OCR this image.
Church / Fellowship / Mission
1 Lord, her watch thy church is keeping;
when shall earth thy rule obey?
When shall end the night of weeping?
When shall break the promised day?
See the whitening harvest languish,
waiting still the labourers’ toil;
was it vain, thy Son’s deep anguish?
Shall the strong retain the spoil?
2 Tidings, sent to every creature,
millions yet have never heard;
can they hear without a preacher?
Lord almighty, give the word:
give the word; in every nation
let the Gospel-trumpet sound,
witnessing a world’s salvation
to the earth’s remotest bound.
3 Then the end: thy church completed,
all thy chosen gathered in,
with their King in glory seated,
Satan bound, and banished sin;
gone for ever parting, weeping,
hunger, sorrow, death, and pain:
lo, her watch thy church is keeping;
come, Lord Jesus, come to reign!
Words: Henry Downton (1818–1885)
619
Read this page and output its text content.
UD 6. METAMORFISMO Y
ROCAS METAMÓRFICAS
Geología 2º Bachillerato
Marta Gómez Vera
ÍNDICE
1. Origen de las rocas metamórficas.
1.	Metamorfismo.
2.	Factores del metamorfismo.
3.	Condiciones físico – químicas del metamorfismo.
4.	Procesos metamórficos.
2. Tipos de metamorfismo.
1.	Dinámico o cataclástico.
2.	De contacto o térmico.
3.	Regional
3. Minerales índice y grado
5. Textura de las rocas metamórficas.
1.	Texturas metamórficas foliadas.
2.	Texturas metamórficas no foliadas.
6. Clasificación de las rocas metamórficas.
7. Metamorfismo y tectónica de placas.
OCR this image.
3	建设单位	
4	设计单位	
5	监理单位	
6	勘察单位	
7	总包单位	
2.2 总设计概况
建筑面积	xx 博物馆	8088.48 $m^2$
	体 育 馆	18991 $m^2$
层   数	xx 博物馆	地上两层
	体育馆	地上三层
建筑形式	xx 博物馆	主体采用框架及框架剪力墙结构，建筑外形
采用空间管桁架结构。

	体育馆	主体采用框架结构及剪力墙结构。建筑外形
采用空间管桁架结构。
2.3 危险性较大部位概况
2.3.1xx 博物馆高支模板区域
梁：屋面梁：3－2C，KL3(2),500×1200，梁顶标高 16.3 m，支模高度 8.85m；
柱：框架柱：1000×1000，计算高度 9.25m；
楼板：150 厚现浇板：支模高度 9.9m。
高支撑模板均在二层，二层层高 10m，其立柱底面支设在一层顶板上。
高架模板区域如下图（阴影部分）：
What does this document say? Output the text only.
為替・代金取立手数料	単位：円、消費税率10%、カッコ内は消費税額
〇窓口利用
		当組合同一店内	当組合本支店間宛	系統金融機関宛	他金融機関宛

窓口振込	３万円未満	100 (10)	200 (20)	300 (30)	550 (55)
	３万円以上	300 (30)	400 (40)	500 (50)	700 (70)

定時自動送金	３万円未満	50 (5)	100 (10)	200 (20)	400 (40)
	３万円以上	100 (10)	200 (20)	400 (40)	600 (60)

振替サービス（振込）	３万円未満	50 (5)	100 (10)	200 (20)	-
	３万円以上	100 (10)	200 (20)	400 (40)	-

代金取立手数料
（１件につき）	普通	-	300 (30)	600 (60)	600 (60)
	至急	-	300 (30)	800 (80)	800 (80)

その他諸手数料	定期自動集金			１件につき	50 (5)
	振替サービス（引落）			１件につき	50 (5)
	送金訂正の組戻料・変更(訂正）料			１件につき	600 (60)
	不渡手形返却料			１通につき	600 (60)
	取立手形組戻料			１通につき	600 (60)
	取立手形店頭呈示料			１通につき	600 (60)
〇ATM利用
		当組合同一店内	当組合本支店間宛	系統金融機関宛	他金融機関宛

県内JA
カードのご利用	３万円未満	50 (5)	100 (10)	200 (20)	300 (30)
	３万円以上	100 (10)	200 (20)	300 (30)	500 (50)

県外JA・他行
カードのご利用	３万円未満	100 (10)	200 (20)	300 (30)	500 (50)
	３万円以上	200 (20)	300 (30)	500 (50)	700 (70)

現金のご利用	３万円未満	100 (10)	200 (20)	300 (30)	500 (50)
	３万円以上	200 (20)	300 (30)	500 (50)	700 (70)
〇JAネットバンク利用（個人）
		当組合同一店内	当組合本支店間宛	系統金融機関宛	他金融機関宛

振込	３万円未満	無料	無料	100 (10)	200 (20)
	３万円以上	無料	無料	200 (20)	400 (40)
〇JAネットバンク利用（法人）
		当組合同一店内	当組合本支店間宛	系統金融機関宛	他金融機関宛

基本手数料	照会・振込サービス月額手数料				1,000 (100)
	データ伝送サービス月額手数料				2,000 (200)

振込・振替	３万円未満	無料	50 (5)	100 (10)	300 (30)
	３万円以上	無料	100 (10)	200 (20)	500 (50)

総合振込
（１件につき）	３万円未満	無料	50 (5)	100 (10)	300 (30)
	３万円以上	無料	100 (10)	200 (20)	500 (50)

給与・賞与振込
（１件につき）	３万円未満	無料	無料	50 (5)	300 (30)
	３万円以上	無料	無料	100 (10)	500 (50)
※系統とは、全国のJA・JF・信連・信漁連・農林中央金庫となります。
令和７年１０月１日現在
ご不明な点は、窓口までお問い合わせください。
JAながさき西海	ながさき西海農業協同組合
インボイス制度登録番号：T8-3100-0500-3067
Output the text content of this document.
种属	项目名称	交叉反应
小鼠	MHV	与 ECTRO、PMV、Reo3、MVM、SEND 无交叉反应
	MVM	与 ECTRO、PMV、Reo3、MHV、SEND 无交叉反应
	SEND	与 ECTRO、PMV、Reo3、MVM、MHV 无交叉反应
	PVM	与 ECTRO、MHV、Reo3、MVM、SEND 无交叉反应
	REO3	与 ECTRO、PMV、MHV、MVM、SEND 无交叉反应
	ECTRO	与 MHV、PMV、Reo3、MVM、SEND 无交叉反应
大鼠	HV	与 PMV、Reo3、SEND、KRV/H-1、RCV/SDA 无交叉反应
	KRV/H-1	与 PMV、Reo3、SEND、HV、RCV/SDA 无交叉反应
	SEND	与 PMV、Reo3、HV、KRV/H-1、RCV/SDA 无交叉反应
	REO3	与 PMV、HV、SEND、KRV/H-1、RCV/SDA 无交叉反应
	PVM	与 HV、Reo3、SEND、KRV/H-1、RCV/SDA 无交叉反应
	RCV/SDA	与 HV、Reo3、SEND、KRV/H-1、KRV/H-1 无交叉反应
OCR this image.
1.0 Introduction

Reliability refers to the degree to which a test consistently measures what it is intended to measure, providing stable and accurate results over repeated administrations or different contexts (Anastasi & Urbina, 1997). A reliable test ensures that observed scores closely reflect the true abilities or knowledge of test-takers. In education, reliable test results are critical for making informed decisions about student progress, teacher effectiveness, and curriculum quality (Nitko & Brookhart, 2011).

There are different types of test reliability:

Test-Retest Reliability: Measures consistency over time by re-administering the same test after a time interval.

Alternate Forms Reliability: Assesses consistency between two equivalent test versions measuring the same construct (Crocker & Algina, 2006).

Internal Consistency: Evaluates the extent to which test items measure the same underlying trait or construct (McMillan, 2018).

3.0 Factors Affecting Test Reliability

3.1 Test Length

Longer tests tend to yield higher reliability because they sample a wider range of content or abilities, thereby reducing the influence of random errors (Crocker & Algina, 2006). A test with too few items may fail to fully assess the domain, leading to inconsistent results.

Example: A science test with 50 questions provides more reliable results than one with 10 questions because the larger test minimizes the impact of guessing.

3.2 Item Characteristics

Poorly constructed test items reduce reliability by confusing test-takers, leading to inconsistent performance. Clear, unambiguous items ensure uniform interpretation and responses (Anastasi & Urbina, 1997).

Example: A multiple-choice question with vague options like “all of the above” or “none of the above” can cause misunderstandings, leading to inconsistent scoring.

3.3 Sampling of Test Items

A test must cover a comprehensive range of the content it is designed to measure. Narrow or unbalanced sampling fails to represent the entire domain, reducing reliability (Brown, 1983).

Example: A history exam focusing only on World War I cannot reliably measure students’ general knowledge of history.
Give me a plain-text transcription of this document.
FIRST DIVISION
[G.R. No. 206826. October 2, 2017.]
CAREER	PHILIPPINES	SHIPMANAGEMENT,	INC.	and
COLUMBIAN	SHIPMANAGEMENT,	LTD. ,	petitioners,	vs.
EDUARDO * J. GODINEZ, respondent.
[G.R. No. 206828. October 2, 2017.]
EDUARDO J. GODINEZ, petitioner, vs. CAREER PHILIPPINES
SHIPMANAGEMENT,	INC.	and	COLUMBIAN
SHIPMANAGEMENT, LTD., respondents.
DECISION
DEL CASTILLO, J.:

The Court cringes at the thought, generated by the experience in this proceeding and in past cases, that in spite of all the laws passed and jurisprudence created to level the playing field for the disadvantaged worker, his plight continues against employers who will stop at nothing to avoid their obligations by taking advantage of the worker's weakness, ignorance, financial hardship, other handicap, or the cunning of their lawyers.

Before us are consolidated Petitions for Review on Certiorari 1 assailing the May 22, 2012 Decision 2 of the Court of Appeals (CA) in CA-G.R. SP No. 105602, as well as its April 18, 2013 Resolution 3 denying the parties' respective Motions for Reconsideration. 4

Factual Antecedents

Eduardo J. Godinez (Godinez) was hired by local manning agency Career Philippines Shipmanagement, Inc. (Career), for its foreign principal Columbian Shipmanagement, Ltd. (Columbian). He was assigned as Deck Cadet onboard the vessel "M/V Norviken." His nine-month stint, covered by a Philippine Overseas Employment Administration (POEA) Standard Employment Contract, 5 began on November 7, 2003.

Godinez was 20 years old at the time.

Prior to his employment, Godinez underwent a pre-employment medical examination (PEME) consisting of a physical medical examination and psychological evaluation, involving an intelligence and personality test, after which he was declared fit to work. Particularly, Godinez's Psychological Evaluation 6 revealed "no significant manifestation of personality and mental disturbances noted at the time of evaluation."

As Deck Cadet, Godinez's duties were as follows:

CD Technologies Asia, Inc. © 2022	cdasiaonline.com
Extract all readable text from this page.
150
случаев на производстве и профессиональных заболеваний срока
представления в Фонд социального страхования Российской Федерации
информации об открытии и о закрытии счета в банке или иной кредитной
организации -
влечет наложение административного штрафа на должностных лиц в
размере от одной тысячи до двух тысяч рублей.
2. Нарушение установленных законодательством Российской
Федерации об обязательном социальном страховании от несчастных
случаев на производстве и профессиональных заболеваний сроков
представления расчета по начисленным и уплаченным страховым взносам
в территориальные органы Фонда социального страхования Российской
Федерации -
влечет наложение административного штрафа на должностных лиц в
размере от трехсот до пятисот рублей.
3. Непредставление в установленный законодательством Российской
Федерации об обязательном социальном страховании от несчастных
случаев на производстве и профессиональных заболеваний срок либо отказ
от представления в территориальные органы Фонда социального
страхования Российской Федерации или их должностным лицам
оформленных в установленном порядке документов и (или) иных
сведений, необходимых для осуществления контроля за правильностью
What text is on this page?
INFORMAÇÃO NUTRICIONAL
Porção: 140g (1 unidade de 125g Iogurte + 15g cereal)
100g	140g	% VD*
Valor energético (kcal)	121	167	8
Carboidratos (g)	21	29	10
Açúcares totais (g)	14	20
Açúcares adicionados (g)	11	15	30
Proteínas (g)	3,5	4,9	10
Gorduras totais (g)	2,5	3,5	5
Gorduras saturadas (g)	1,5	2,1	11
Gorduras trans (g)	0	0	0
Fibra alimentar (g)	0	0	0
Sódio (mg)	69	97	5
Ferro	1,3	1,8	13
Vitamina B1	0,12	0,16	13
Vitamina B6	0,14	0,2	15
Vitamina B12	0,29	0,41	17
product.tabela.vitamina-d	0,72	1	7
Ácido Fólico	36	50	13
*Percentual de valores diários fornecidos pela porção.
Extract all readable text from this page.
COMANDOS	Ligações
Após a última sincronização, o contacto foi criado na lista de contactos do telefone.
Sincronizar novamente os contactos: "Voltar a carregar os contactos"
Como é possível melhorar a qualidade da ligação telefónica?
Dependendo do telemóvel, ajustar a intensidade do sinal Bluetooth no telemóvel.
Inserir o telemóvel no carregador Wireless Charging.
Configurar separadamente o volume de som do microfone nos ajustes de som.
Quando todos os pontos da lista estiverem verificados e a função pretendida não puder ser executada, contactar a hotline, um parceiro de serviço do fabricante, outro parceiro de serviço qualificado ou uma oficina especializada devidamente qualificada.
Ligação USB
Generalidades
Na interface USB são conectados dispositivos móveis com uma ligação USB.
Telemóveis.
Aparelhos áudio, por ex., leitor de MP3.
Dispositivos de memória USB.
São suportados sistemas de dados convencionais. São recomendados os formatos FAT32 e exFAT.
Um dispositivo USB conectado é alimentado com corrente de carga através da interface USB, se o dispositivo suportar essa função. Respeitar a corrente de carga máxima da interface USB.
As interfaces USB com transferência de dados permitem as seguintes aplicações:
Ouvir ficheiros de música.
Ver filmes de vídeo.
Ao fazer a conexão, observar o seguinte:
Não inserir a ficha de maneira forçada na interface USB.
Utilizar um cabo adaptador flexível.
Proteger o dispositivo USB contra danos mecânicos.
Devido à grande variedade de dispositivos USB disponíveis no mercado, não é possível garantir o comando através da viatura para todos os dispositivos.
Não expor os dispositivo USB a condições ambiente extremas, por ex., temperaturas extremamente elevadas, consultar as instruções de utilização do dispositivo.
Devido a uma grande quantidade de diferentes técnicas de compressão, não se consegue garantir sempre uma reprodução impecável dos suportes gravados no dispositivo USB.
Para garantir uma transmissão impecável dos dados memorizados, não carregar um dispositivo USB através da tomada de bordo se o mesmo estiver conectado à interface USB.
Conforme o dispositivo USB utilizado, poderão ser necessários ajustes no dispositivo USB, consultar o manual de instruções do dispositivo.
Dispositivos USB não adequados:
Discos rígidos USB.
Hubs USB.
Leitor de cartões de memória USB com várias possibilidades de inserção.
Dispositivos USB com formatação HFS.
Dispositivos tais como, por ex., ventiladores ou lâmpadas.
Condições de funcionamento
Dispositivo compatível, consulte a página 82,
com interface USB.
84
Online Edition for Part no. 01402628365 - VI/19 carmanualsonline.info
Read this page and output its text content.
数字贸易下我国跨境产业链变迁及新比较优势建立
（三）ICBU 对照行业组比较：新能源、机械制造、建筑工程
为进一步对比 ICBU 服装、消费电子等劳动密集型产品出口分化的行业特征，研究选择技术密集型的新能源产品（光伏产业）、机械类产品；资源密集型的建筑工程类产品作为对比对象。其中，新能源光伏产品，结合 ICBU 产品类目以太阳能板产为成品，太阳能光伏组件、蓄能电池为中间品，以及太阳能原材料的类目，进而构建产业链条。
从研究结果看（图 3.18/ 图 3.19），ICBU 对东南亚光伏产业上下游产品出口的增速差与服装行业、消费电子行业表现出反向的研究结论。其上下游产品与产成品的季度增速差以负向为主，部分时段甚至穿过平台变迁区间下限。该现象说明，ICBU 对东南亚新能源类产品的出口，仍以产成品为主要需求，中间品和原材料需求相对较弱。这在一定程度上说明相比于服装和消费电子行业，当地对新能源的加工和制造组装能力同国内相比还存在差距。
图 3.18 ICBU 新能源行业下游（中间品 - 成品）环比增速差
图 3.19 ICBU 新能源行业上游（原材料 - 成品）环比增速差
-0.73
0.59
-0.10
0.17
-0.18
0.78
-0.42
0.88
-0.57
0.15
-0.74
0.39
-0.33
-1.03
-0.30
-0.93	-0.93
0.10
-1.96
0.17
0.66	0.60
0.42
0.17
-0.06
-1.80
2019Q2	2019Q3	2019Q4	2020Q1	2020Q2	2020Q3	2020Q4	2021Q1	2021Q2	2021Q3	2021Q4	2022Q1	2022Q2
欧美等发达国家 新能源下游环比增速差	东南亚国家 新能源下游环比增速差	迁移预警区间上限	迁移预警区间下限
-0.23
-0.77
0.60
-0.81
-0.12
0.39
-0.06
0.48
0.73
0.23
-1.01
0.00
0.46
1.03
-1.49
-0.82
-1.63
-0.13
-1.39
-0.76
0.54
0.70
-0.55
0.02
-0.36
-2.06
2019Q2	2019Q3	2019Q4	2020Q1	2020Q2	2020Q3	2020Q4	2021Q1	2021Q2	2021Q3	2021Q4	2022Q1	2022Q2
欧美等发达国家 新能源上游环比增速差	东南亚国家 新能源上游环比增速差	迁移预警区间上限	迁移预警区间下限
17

STATED EXERCISE: In the records above, locate each line with the word "dados". Copy all such lines.

FINISHED EXERCISE:
São suportados sistemas de dados convencionais. São recomendados os formatos FAT32 e exFAT.
As interfaces USB com transferência de dados permitem as seguintes aplicações:
Para garantir uma transmissão impecável dos dados memorizados, não carregar um dispositivo USB através da tomada de bordo se o mesmo estiver conectado à interface USB.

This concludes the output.